* Begin EXTRACT TO READ *

BACKGROUND AND SUMMARY OF THE INVENTION

Exemplary embodiments of the invention relate to a method for predicting trajectories of objects in the surroundings of a vehicle.

The prediction of vehicles participating in traffic forms an important component of autonomous vehicles. Reliable and safe movement planning is only possible when this prediction is also of high quality.

A method for driving an ego-vehicle with the following steps is known from DE 10 2019 215 147 A1:

- Detecting an outer environment of the ego-vehicle and emitting environment information from the detected environment;
- Neural network-based forecasting of trajectories of road users surrounding the ego-vehicle based on the emitted surroundings information;
- Rule-based forecasting of the trajectories of the road users surrounding the ego-vehicle based on the emitted environment information;
- Determining a collision risk of the ego-vehicle with the surrounding road users in each case for the neural network-based and rule-based forecasted trajectories;
- Selecting the neural network-based or rule-based forecasted trajectory for the respective road user depending on the determined collision risks;
- Providing an ego-trajectory for driving the ego-vehicle depending on the selected forecasted trajectories of the road users.

Furthermore, a method for tracking an object depending on sensor data of an environment sensor for an operation of a vehicle is known from DE 10 2019 216 290 A1. Here, the vehicle has the environment sensor, and the sensor data represents the surroundings of the vehicle detected by the environment sensor. The method comprises the following steps:

- Selecting a partial amount of the sensor data depending on a current state of the tracked object;
- Applying a method of machine learning to the selected partial amount of the sensor data in order to obtain information about the tracked object from the data;
- Updating the current state of the tracked object depending on information obtained.

Exemplary embodiments of the invention are directed to a novel method for predicting trajectories of objects in the surroundings of a vehicle.

* End EXTRACT TO READ *

- [WRITTEN INSTRUCTION 1]
In the patent background, what is the method known from DE 10 2019 216 290 A1 for?
- [WRITTEN INSTRUCTION 2]
Reproduce the lines of the rows without any change, beginning with the line that contains "- item-1-body: فإنه" and continuing through the line that contains "- item-2-paragraph: ٢- أن".

* Begin RECORD SET *

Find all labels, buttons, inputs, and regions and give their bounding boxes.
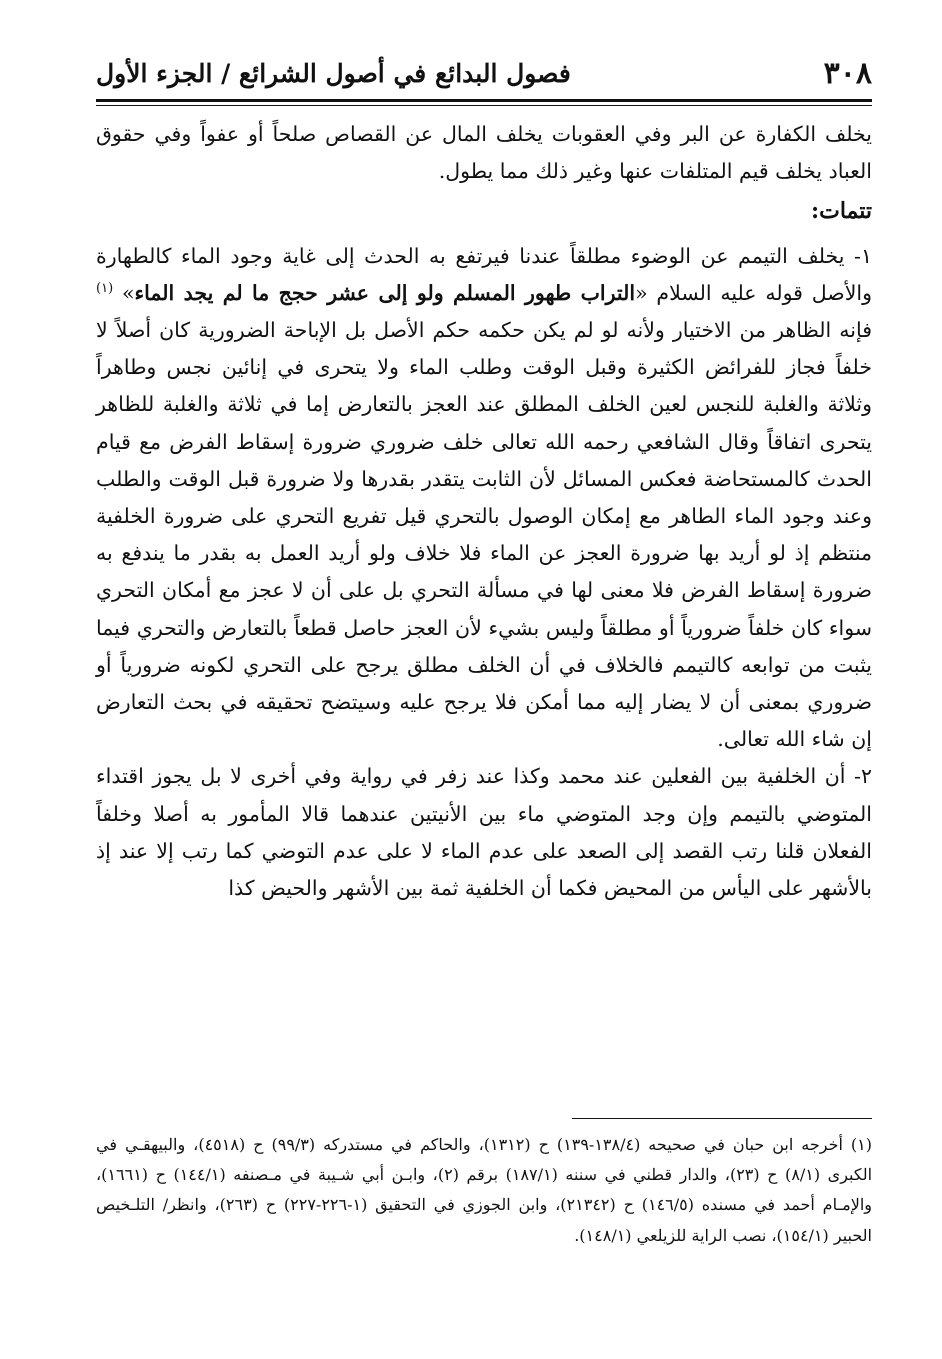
- item-1-body: فإنه الظاهر من الاختيار ولأنه لو لم يكن حكمه حكم الأصل بل الإباحة الضرورية كان أصلاً لا خلفاً فجاز للفرائض الكثيرة وقبل الوقت وطلب الماء ولا يتحرى في إنائين نجس وطاهراً وثلاثة والغلبة للنجس لعين الخلف المطلق عند العجز بالتعارض إما في ثلاثة والغلبة للظاهر يتحرى اتفاقاً وقال الشافعي رحمه الله تعالى خلف ضروري ضرورة إسقاط الفرض مع قيام الحدث كالمستحاضة فعكس المسائل لأن الثابت يتقدر بقدرها ولا ضرورة قبل الوقت والطلب وعند وجود الماء الطاهر مع إمكان الوصول بالتحري قيل تفريع التحري على ضرورة الخلفية منتظم إذ لو أريد بها ضرورة العجز عن الماء فلا خلاف ولو أريد العمل به بقدر ما يندفع به ضرورة إسقاط الفرض فلا معنى لها في مسألة التحري بل على أن لا عجز مع أمكان التحري سواء كان خلفاً ضرورياً أو مطلقاً وليس بشيء لأن العجز حاصل قطعاً بالتعارض والتحري فيما يثبت من توابعه كالتيمم فالخلاف في أن الخلف مطلق يرجح على التحري لكونه ضرورياً أو ضروري بمعنى أن لا يضار إليه مما أمكن فلا يرجح عليه وسيتضح تحقيقه في بحث التعارض إن شاء الله تعالى.: [96, 318, 872, 752]
- header-rule: [96, 99, 872, 102]
- item-1-close-quote: »: [121, 280, 135, 305]
- footnote-separator: [572, 1118, 872, 1119]
- page-header: [96, 50, 872, 96]
- item-1-lead: ١- يخلف التيمم عن الوضوء مطلقاً عندنا فيرتفع به الحدث إلى غاية وجود الماء كالطهارة والأصل قوله عليه السلام «: [96, 243, 872, 305]
- section-heading: تتمات:: [810, 198, 872, 225]
- footnotes: [96, 1130, 872, 1251]
- running-title: فصول البدائع في أصول الشرائع / الجزء الأول: [96, 58, 571, 88]
- item-2-paragraph: ٢- أن الخلفية بين الفعلين عند محمد وكذا عند زفر في رواية وفي أخرى لا بل يجوز اقتداء المتوضي بالتيمم وإن وجد المتوضي ماء بين الأنيتين عندهما قالا المأمور به أصلا وخلفاً الفعلان قلنا رتب القصد إلى الصعد على عدم الماء لا على عدم التوضي كما رتب إلا عند إذ بالأشهر على اليأس من المحيض فكما أن الخلفية ثمة بين الأشهر والحيض كذا: [96, 764, 872, 901]
- footnote-1: (١) أخرجه ابن حبان في صحيحه (١٣٨/٤-١٣٩) ح (١٣١٢)، والحاكم في مستدركه (٩٩/٣) ح (٤٥١٨)، والبيهقـي في الكبرى (٨/١) ح (٢٣)، والدار قطني في سننه (١٨٧/١) برقم (٢)، وابـن أبي شـيبة في مـصنفه (١٤٤/١) ح (١٦٦١)، والإمـام أحمد في مسنده (١٤٦/٥) ح (٢١٣٤٢)، وابن الجوزي في التحقيق (١-٢٢٦-٢٢٧) ح (٢٦٣)، وانظر/ التلـخيص الحبير (١٥٤/١)، نصب الراية للزيلعي (١٤٨/١).: [96, 1135, 873, 1245]
- header-rule-thin: [96, 105, 872, 106]
- item-1-paragraph: [96, 238, 872, 759]
- main-text: [96, 116, 872, 907]
- intro-paragraph: يخلف الكفارة عن البر وفي العقوبات يخلف المال عن القصاص صلحاً أو عفواً وفي حقوق العباد يخلف قيم المتلفات عنها وغير ذلك مما يطول.: [96, 122, 872, 184]
- footnote-reference: (١): [96, 280, 114, 296]
- page-number: ٣٠٨: [823, 55, 872, 91]
- hadith-quote: التراب طهور المسلم ولو إلى عشر حجج ما لم يجد الماء: [134, 280, 636, 305]
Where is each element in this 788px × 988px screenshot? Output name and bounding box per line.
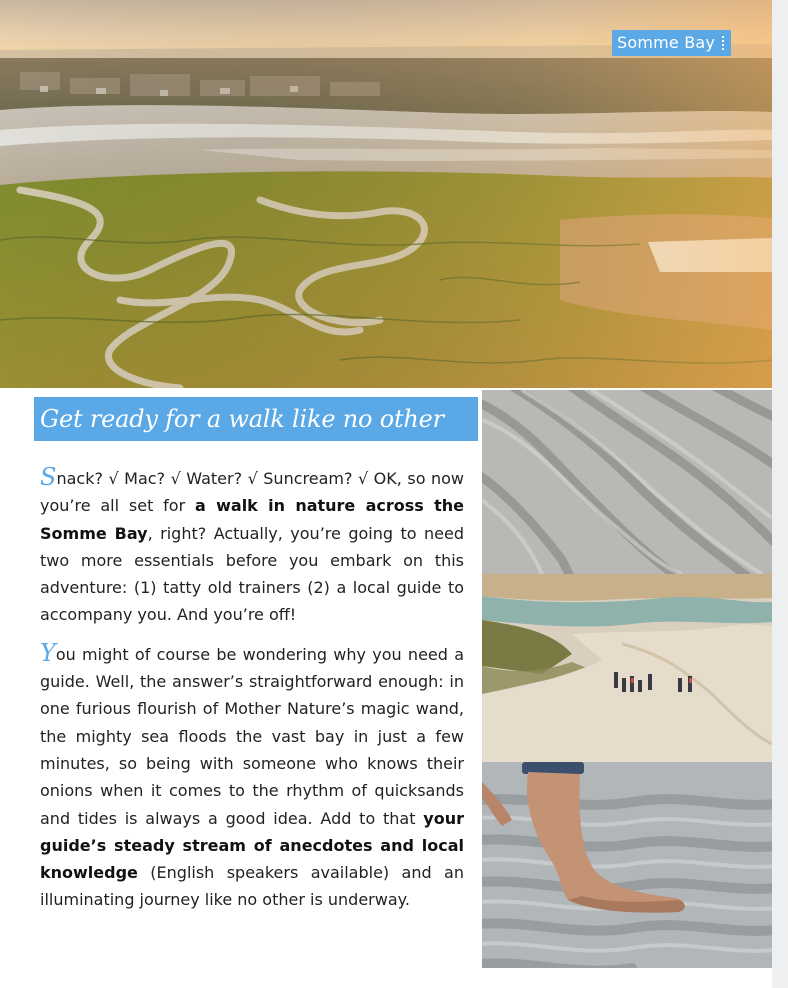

* End RECORD SET *

- [CORRECT RESULT 1]
It is a method for tracking an object depending on sensor data of an environment sensor for an operation of a vehicle.

- [CORRECT RESULT 2]
- item-1-body: فإنه الظاهر من الاختيار ولأنه لو لم يكن حكمه حكم الأصل بل الإباحة الضرورية كان أصلاً لا خلفاً فجاز للفرائض الكثيرة وقبل الوقت وطلب الماء ولا يتحرى في إنائين نجس وطاهراً وثلاثة والغلبة للنجس لعين الخلف المطلق عند العجز بالتعارض إما في ثلاثة والغلبة للظاهر يتحرى اتفاقاً وقال الشافعي رحمه الله تعالى خلف ضروري ضرورة إسقاط الفرض مع قيام الحدث كالمستحاضة فعكس المسائل لأن الثابت يتقدر بقدرها ولا ضرورة قبل الوقت والطلب وعند وجود الماء الطاهر مع إمكان الوصول بالتحري قيل تفريع التحري على ضرورة الخلفية منتظم إذ لو أريد بها ضرورة العجز عن الماء فلا خلاف ولو أريد العمل به بقدر ما يندفع به ضرورة إسقاط الفرض فلا معنى لها في مسألة التحري بل على أن لا عجز مع أمكان التحري سواء كان خلفاً ضرورياً أو مطلقاً وليس بشيء لأن العجز حاصل قطعاً بالتعارض والتحري فيما يثبت من توابعه كالتيمم فالخلاف في أن الخلف مطلق يرجح على التحري لكونه ضرورياً أو ضروري بمعنى أن لا يضار إليه مما أمكن فلا يرجح عليه وسيتضح تحقيقه في بحث التعارض إن شاء الله تعالى.: [96, 318, 872, 752]
- header-rule: [96, 99, 872, 102]
- item-1-close-quote: »: [121, 280, 135, 305]
- footnote-separator: [572, 1118, 872, 1119]
- page-header: [96, 50, 872, 96]
- item-1-lead: ١- يخلف التيمم عن الوضوء مطلقاً عندنا فيرتفع به الحدث إلى غاية وجود الماء كالطهارة والأصل قوله عليه السلام «: [96, 243, 872, 305]
- section-heading: تتمات:: [810, 198, 872, 225]
- footnotes: [96, 1130, 872, 1251]
- running-title: فصول البدائع في أصول الشرائع / الجزء الأول: [96, 58, 571, 88]
- item-2-paragraph: ٢- أن الخلفية بين الفعلين عند محمد وكذا عند زفر في رواية وفي أخرى لا بل يجوز اقتداء المتوضي بالتيمم وإن وجد المتوضي ماء بين الأنيتين عندهما قالا المأمور به أصلا وخلفاً الفعلان قلنا رتب القصد إلى الصعد على عدم الماء لا على عدم التوضي كما رتب إلا عند إذ بالأشهر على اليأس من المحيض فكما أن الخلفية ثمة بين الأشهر والحيض كذا: [96, 764, 872, 901]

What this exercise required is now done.